Goal = Reproduce every record exactly as it appears, but not the pictures.

Data rows =
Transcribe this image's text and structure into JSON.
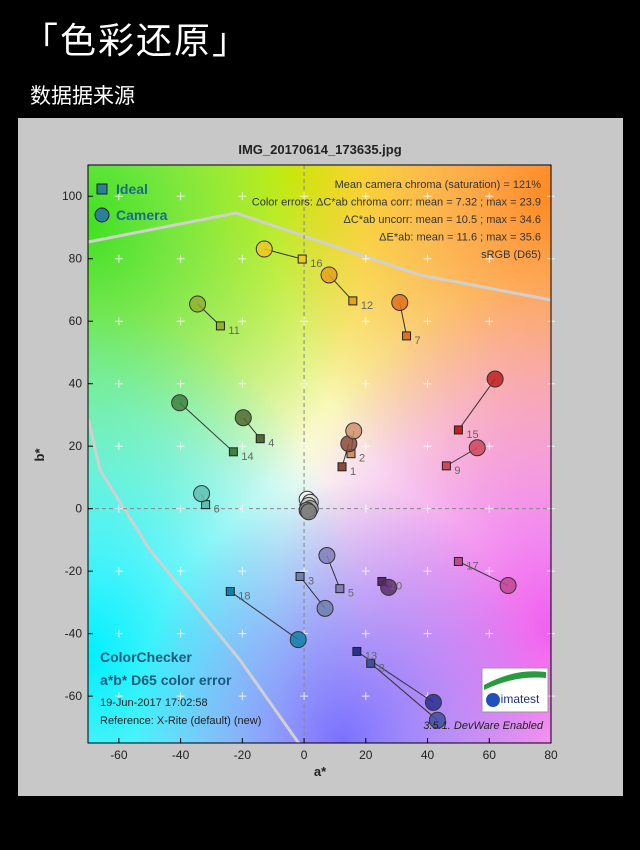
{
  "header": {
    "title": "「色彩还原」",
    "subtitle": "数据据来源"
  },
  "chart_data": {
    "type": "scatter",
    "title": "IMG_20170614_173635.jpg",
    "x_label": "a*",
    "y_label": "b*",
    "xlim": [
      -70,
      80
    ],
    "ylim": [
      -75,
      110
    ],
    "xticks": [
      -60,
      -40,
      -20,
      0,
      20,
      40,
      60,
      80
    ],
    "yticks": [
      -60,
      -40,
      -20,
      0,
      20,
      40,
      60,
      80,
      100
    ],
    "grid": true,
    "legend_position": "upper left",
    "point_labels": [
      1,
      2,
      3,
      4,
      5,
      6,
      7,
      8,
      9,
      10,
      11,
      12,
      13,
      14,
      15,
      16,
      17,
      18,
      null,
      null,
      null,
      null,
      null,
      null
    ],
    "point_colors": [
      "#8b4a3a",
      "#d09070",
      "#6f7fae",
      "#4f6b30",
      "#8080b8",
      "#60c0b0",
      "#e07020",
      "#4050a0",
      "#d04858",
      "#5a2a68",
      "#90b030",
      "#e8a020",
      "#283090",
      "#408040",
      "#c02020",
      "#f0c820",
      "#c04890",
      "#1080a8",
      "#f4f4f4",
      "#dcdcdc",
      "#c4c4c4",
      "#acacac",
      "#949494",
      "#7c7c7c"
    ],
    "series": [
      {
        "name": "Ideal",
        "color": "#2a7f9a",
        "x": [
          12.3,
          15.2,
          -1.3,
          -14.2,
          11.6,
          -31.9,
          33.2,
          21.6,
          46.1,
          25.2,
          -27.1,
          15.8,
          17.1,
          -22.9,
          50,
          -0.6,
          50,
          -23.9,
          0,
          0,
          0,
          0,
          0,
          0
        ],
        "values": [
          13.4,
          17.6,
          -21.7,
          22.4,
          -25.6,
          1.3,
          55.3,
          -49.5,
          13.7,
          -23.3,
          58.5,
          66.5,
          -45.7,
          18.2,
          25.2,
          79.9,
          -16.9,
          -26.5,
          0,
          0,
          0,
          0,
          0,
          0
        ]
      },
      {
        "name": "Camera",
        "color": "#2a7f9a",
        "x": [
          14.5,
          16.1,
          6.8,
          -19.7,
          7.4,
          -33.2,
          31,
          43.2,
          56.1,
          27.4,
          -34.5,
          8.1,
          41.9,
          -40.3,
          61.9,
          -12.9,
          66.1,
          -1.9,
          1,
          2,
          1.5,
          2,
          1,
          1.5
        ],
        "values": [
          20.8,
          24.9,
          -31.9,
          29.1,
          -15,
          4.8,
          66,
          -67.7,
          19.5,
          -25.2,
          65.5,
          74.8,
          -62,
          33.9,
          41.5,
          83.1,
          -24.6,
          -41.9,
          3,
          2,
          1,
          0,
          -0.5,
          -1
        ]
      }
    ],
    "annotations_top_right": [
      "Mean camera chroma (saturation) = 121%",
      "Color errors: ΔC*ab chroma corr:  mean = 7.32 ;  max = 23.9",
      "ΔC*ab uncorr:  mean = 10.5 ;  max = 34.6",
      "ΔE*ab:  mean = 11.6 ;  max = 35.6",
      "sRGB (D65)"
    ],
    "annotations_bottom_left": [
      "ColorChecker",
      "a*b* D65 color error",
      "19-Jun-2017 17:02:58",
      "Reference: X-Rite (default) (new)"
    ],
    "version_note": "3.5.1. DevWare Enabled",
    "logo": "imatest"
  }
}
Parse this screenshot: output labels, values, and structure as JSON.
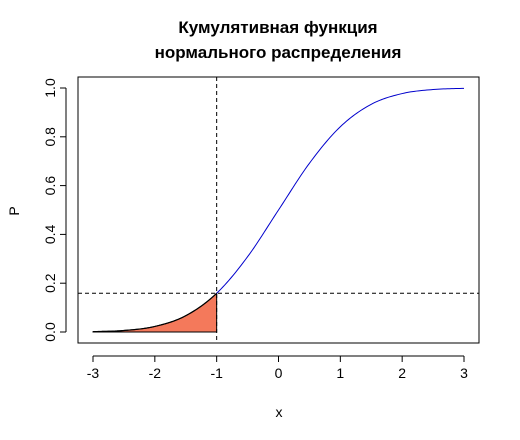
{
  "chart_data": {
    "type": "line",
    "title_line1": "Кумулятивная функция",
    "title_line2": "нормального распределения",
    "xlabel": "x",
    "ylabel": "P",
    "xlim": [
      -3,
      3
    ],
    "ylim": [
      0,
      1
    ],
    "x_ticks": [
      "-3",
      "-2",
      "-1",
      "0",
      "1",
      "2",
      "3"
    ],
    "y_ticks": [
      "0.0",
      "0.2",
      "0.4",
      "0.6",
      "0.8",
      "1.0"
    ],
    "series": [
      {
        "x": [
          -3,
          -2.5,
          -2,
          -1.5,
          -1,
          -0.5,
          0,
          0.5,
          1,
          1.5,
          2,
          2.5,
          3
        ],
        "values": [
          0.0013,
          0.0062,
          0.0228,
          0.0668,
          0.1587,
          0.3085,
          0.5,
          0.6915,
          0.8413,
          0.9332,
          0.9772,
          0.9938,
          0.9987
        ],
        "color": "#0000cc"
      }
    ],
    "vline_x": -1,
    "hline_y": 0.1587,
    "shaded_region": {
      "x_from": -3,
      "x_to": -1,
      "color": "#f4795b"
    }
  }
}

Task result =
Transcribe this image's text and structure into JSON.
{
  "header": {
    "title": "「色彩还原」",
    "subtitle": "数据据来源"
  },
  "chart_data": {
    "type": "scatter",
    "title": "IMG_20170614_173635.jpg",
    "x_label": "a*",
    "y_label": "b*",
    "xlim": [
      -70,
      80
    ],
    "ylim": [
      -75,
      110
    ],
    "xticks": [
      -60,
      -40,
      -20,
      0,
      20,
      40,
      60,
      80
    ],
    "yticks": [
      -60,
      -40,
      -20,
      0,
      20,
      40,
      60,
      80,
      100
    ],
    "grid": true,
    "legend_position": "upper left",
    "point_labels": [
      1,
      2,
      3,
      4,
      5,
      6,
      7,
      8,
      9,
      10,
      11,
      12,
      13,
      14,
      15,
      16,
      17,
      18,
      null,
      null,
      null,
      null,
      null,
      null
    ],
    "point_colors": [
      "#8b4a3a",
      "#d09070",
      "#6f7fae",
      "#4f6b30",
      "#8080b8",
      "#60c0b0",
      "#e07020",
      "#4050a0",
      "#d04858",
      "#5a2a68",
      "#90b030",
      "#e8a020",
      "#283090",
      "#408040",
      "#c02020",
      "#f0c820",
      "#c04890",
      "#1080a8",
      "#f4f4f4",
      "#dcdcdc",
      "#c4c4c4",
      "#acacac",
      "#949494",
      "#7c7c7c"
    ],
    "series": [
      {
        "name": "Ideal",
        "color": "#2a7f9a",
        "x": [
          12.3,
          15.2,
          -1.3,
          -14.2,
          11.6,
          -31.9,
          33.2,
          21.6,
          46.1,
          25.2,
          -27.1,
          15.8,
          17.1,
          -22.9,
          50,
          -0.6,
          50,
          -23.9,
          0,
          0,
          0,
          0,
          0,
          0
        ],
        "values": [
          13.4,
          17.6,
          -21.7,
          22.4,
          -25.6,
          1.3,
          55.3,
          -49.5,
          13.7,
          -23.3,
          58.5,
          66.5,
          -45.7,
          18.2,
          25.2,
          79.9,
          -16.9,
          -26.5,
          0,
          0,
          0,
          0,
          0,
          0
        ]
      },
      {
        "name": "Camera",
        "color": "#2a7f9a",
        "x": [
          14.5,
          16.1,
          6.8,
          -19.7,
          7.4,
          -33.2,
          31,
          43.2,
          56.1,
          27.4,
          -34.5,
          8.1,
          41.9,
          -40.3,
          61.9,
          -12.9,
          66.1,
          -1.9,
          1,
          2,
          1.5,
          2,
          1,
          1.5
        ],
        "values": [
          20.8,
          24.9,
          -31.9,
          29.1,
          -15,
          4.8,
          66,
          -67.7,
          19.5,
          -25.2,
          65.5,
          74.8,
          -62,
          33.9,
          41.5,
          83.1,
          -24.6,
          -41.9,
          3,
          2,
          1,
          0,
          -0.5,
          -1
        ]
      }
    ],
    "annotations_top_right": [
      "Mean camera chroma (saturation) = 121%",
      "Color errors: ΔC*ab chroma corr:  mean = 7.32 ;  max = 23.9",
      "ΔC*ab uncorr:  mean = 10.5 ;  max = 34.6",
      "ΔE*ab:  mean = 11.6 ;  max = 35.6",
      "sRGB (D65)"
    ],
    "annotations_bottom_left": [
      "ColorChecker",
      "a*b* D65 color error",
      "19-Jun-2017 17:02:58",
      "Reference: X-Rite (default) (new)"
    ],
    "version_note": "3.5.1. DevWare Enabled",
    "logo": "imatest"
  }
}
Parse this screenshot: output labels, values, and structure as JSON.
{
  "chart_data": {
    "type": "line",
    "title_line1": "Кумулятивная функция",
    "title_line2": "нормального распределения",
    "xlabel": "x",
    "ylabel": "P",
    "xlim": [
      -3,
      3
    ],
    "ylim": [
      0,
      1
    ],
    "x_ticks": [
      "-3",
      "-2",
      "-1",
      "0",
      "1",
      "2",
      "3"
    ],
    "y_ticks": [
      "0.0",
      "0.2",
      "0.4",
      "0.6",
      "0.8",
      "1.0"
    ],
    "series": [
      {
        "x": [
          -3,
          -2.5,
          -2,
          -1.5,
          -1,
          -0.5,
          0,
          0.5,
          1,
          1.5,
          2,
          2.5,
          3
        ],
        "values": [
          0.0013,
          0.0062,
          0.0228,
          0.0668,
          0.1587,
          0.3085,
          0.5,
          0.6915,
          0.8413,
          0.9332,
          0.9772,
          0.9938,
          0.9987
        ],
        "color": "#0000cc"
      }
    ],
    "vline_x": -1,
    "hline_y": 0.1587,
    "shaded_region": {
      "x_from": -3,
      "x_to": -1,
      "color": "#f4795b"
    }
  }
}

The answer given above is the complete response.